→ **Problem details**: The listing below must be repeated word for word, with its images excluded.

→ **Data shown**:
-=-=-=-=-
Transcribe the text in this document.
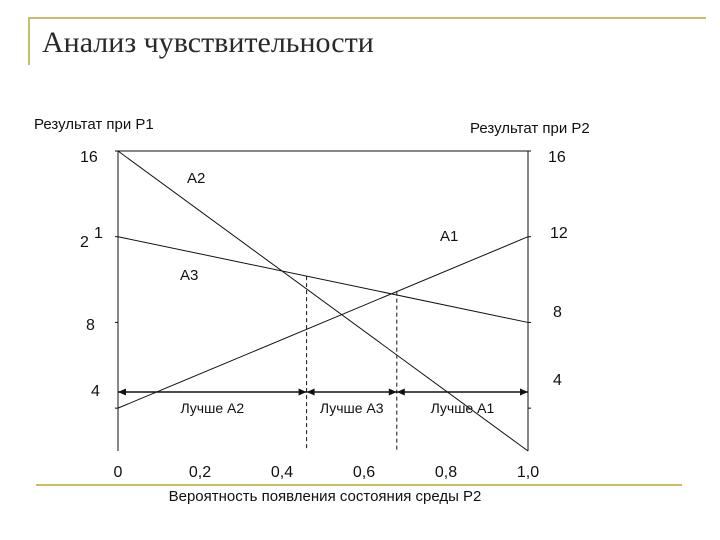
Анализ чувствительности
А1
А2
А3
Лучше А2	Лучше А3	Лучше А1
0	0,2	0,4	0,6	0,8	1,0
16
2
1
8
4
16
12
8
4
Результат при Р1	Результат при Р2
Вероятность появления состояния среды Р2
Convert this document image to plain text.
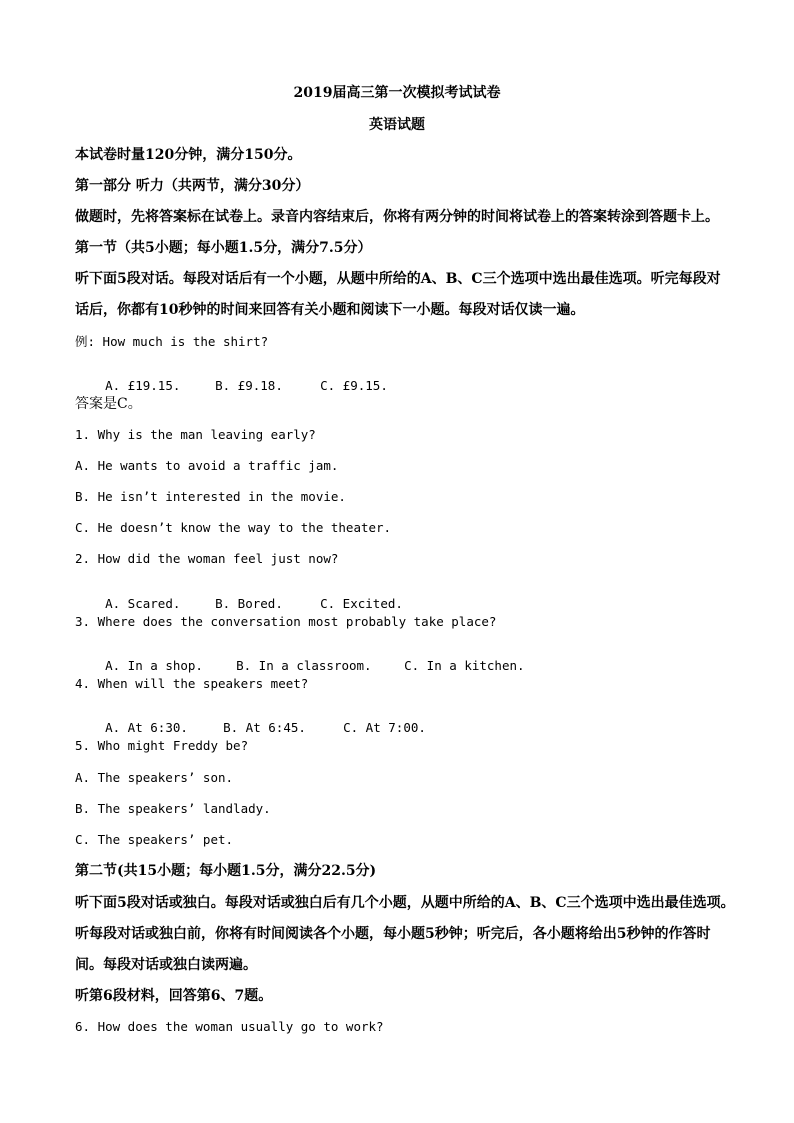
2019届高三第一次模拟考试试卷
英语试题
本试卷时量120分钟，满分150分。
第一部分 听力（共两节，满分30分）
做题时，先将答案标在试卷上。录音内容结束后，你将有两分钟的时间将试卷上的答案转涂到答题卡上。
第一节（共5小题；每小题1.5分，满分7.5分）
听下面5段对话。每段对话后有一个小题，从题中所给的A、B、C三个选项中选出最佳选项。听完每段对
话后，你都有10秒钟的时间来回答有关小题和阅读下一小题。每段对话仅读一遍。
例: How much is the shirt?

A. £19.15.	B. £9.18.	C. £9.15.

答案是C。
1. Why is the man leaving early?
A. He wants to avoid a traffic jam.
B. He isn’t interested in the movie.
C. He doesn’t know the way to the theater.
2. How did the woman feel just now?

A. Scared.	B. Bored.	C. Excited.

3. Where does the conversation most probably take place?

A. In a shop.	B. In a classroom.	C. In a kitchen.

4. When will the speakers meet?

A. At 6:30.	B. At 6:45.	C. At 7:00.

5. Who might Freddy be?
A. The speakers’ son.
B. The speakers’ landlady.
C. The speakers’ pet.
第二节(共15小题；每小题1.5分，满分22.5分)
听下面5段对话或独白。每段对话或独白后有几个小题，从题中所给的A、B、C三个选项中选出最佳选项。
听每段对话或独白前，你将有时间阅读各个小题，每小题5秒钟；听完后，各小题将给出5秒钟的作答时
间。每段对话或独白读两遍。
听第6段材料，回答第6、7题。
6. How does the woman usually go to work?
-=-=-=-=-
→ **Solved problem**:
Transcribe the text in this document.
Анализ чувствительности
А1
А2
А3
Лучше А2	Лучше А3	Лучше А1
0	0,2	0,4	0,6	0,8	1,0
16
2
1
8
4
16
12
8
4
Результат при Р1	Результат при Р2
Вероятность появления состояния среды Р2
Convert this document image to plain text.
2019届高三第一次模拟考试试卷
英语试题
本试卷时量120分钟，满分150分。
第一部分 听力（共两节，满分30分）
做题时，先将答案标在试卷上。录音内容结束后，你将有两分钟的时间将试卷上的答案转涂到答题卡上。
第一节（共5小题；每小题1.5分，满分7.5分）
听下面5段对话。每段对话后有一个小题，从题中所给的A、B、C三个选项中选出最佳选项。听完每段对
话后，你都有10秒钟的时间来回答有关小题和阅读下一小题。每段对话仅读一遍。
例: How much is the shirt?

A. £19.15.	B. £9.18.	C. £9.15.

答案是C。
1. Why is the man leaving early?
A. He wants to avoid a traffic jam.
B. He isn’t interested in the movie.
C. He doesn’t know the way to the theater.
2. How did the woman feel just now?

A. Scared.	B. Bored.	C. Excited.

3. Where does the conversation most probably take place?

A. In a shop.	B. In a classroom.	C. In a kitchen.

4. When will the speakers meet?

A. At 6:30.	B. At 6:45.	C. At 7:00.

5. Who might Freddy be?
A. The speakers’ son.
B. The speakers’ landlady.
C. The speakers’ pet.
第二节(共15小题；每小题1.5分，满分22.5分)
听下面5段对话或独白。每段对话或独白后有几个小题，从题中所给的A、B、C三个选项中选出最佳选项。
听每段对话或独白前，你将有时间阅读各个小题，每小题5秒钟；听完后，各小题将给出5秒钟的作答时
间。每段对话或独白读两遍。
听第6段材料，回答第6、7题。
6. How does the woman usually go to work?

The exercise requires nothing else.